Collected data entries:
────
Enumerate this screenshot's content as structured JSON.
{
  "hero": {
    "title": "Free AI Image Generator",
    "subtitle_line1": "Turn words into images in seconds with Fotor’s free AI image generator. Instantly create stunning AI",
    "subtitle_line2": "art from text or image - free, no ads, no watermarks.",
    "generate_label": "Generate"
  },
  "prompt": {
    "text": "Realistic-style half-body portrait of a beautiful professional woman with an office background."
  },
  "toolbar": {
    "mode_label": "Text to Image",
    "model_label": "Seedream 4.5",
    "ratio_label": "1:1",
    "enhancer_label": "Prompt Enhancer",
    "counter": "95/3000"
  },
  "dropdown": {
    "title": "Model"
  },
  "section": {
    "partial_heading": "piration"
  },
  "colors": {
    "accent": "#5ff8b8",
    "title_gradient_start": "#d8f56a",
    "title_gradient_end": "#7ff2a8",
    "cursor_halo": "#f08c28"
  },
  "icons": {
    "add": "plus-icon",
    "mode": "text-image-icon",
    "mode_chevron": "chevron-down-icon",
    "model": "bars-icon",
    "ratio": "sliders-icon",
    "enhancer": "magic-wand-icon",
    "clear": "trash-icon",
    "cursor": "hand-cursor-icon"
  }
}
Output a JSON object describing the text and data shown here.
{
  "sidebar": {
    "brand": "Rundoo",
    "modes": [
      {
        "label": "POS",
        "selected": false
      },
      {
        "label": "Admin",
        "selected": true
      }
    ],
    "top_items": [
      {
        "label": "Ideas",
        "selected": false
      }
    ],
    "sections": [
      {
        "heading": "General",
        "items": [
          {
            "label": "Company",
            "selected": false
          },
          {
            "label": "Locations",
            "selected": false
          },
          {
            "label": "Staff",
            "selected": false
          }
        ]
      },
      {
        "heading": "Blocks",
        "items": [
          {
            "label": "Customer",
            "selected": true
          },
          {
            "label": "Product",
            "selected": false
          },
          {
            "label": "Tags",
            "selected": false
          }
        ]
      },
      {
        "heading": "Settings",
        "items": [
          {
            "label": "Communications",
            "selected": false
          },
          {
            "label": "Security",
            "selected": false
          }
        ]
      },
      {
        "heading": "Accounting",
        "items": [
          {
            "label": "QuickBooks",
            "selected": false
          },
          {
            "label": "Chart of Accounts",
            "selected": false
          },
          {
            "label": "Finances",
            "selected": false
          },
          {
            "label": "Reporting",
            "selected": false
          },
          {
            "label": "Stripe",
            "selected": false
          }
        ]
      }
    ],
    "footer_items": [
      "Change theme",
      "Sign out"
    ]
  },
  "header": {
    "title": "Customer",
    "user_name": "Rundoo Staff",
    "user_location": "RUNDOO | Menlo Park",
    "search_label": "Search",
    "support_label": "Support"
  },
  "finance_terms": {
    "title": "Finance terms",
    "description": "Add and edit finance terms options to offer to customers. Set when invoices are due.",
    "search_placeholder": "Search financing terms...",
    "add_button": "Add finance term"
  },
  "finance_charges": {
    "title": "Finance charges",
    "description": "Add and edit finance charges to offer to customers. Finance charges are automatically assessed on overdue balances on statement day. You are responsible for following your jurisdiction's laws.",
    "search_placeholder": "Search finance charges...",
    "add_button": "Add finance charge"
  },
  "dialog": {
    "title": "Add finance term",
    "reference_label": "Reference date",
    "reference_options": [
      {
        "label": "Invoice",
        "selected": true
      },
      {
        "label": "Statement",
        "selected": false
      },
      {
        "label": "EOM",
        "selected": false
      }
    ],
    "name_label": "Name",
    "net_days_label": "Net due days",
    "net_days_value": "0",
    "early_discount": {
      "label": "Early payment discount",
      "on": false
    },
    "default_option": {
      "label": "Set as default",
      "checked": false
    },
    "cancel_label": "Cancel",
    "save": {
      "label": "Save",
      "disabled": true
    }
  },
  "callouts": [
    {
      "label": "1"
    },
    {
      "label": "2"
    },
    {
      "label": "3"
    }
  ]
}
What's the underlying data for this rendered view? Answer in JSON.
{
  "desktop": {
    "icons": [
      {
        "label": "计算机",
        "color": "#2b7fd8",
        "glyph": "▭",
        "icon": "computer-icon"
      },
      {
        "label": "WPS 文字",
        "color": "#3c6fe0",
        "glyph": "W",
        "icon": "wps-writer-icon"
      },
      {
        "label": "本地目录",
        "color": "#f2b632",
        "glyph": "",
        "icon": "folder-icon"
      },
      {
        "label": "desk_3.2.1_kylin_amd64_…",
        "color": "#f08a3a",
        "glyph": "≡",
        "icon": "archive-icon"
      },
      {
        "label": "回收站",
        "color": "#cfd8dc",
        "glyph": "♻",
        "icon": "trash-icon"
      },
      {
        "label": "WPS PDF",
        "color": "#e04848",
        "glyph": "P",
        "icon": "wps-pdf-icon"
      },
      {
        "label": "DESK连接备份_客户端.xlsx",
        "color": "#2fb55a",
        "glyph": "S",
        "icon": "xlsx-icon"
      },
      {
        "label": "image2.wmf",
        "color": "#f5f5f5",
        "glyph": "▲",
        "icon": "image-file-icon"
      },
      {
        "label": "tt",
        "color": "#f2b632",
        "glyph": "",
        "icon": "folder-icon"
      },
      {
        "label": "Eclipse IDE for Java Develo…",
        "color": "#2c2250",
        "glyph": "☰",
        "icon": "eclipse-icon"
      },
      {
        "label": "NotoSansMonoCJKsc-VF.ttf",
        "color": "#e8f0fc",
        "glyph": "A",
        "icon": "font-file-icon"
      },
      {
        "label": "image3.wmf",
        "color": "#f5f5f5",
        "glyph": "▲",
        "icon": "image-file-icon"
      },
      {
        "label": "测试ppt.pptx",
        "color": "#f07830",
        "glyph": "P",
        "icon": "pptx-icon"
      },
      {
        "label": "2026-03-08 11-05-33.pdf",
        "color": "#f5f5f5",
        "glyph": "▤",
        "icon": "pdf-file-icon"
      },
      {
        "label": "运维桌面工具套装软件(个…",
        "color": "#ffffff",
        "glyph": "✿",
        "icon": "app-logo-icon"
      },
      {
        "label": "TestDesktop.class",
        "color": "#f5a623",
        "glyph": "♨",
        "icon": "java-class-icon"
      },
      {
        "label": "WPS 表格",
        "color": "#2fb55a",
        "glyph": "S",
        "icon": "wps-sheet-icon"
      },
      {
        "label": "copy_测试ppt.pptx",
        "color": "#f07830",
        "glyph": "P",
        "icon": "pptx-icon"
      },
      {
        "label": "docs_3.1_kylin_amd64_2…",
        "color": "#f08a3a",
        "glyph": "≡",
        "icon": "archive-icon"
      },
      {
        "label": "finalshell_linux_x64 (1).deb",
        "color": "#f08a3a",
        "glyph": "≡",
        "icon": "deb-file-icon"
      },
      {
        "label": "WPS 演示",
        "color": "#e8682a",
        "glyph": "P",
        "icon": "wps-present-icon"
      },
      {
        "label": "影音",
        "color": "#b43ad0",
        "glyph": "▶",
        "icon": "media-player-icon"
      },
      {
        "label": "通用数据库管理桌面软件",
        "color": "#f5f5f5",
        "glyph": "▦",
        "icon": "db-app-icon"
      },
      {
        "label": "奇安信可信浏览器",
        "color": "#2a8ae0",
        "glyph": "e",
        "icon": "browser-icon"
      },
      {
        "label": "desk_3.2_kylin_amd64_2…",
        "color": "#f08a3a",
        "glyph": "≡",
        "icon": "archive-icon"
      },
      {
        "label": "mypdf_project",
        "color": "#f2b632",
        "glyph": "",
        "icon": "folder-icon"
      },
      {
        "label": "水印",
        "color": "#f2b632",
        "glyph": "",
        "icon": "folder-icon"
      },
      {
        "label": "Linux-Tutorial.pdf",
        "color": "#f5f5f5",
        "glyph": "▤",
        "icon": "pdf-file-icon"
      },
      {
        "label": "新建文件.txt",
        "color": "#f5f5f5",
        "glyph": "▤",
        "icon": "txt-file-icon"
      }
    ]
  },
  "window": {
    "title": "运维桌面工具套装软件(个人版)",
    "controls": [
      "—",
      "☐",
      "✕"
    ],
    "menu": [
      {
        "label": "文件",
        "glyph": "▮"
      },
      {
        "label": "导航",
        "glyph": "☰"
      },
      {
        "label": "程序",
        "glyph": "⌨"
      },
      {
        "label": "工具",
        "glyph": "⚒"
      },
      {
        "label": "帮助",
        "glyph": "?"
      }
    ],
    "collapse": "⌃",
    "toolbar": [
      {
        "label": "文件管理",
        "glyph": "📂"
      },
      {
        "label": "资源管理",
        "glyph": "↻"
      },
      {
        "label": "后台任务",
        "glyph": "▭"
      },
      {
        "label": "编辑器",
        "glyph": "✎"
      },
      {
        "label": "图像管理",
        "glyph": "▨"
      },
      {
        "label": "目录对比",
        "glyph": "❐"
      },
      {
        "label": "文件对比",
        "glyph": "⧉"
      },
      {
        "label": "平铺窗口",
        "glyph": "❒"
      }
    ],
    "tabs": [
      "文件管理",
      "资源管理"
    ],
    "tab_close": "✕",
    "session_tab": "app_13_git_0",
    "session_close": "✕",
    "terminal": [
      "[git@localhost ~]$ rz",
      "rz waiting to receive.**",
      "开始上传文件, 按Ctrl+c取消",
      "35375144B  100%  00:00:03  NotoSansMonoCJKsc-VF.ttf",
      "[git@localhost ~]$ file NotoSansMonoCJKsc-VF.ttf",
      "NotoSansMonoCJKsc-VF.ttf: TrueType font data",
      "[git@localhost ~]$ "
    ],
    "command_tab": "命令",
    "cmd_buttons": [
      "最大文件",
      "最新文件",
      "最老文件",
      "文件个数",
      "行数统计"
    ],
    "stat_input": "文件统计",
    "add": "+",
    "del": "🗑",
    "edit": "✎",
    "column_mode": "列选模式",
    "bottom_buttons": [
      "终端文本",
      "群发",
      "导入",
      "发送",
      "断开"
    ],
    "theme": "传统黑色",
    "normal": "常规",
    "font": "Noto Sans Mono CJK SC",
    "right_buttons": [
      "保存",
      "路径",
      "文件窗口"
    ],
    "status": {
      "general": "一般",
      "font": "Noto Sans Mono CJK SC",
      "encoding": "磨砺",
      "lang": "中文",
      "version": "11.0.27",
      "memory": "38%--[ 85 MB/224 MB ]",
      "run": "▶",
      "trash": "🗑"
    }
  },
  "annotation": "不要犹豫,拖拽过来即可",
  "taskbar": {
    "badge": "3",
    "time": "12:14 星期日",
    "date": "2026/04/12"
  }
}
────
**Exercise description**: Find the lines above holding the word "运维桌面工具套装软件" and show them.

**Right answer**:
        "label": "运维桌面工具套装软件(个…",
    "title": "运维桌面工具套装软件(个人版)",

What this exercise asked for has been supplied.